┏━━
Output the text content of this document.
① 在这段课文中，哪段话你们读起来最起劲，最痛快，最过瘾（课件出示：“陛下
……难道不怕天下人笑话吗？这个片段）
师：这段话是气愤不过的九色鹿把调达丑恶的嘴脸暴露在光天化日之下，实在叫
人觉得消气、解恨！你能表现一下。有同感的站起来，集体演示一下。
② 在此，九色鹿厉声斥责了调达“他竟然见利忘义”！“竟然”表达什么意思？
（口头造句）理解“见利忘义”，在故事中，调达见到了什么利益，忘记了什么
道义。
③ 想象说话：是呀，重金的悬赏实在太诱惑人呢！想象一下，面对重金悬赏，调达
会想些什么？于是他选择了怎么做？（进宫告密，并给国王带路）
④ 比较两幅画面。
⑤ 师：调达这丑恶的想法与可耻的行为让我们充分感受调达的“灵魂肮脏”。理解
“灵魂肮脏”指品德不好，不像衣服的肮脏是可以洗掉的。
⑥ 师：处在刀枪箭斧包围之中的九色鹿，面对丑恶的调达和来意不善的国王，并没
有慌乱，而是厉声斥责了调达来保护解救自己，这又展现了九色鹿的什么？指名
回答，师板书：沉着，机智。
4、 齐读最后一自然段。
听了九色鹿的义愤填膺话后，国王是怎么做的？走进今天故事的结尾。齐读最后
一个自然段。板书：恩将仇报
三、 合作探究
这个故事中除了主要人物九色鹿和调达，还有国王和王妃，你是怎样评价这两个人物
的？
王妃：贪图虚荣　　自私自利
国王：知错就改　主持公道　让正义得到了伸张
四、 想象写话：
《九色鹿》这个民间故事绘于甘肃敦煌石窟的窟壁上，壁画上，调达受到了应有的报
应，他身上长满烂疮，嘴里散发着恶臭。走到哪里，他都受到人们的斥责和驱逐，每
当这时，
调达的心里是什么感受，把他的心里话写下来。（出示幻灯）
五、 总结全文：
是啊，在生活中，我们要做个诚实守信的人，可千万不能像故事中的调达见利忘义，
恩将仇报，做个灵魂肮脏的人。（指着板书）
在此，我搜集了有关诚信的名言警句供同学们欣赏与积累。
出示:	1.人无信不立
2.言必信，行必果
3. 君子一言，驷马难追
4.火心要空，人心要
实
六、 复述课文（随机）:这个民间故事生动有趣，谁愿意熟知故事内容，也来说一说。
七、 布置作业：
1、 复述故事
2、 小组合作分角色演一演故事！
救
┗━━
┏━━
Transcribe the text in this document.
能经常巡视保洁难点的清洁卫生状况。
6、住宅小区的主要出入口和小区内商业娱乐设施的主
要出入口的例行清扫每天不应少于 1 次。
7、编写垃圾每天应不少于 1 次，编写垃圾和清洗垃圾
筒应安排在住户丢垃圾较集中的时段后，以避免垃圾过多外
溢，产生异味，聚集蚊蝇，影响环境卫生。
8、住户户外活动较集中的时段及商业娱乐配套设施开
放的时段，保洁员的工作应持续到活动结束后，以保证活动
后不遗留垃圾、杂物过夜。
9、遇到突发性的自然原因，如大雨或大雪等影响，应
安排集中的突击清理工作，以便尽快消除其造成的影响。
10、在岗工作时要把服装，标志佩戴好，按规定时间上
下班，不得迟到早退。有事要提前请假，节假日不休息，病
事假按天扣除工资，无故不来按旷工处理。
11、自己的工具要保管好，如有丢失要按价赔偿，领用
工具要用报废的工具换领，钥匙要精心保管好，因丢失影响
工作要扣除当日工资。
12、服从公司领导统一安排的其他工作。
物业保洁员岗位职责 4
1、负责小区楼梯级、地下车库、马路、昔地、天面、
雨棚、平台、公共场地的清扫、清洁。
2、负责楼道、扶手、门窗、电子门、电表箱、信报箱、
┗━━
### REQUIRED TASK
Track down every line holding the string "document" and copy it.

### RESPONSE
Output the text content of this document.
Transcribe the text in this document.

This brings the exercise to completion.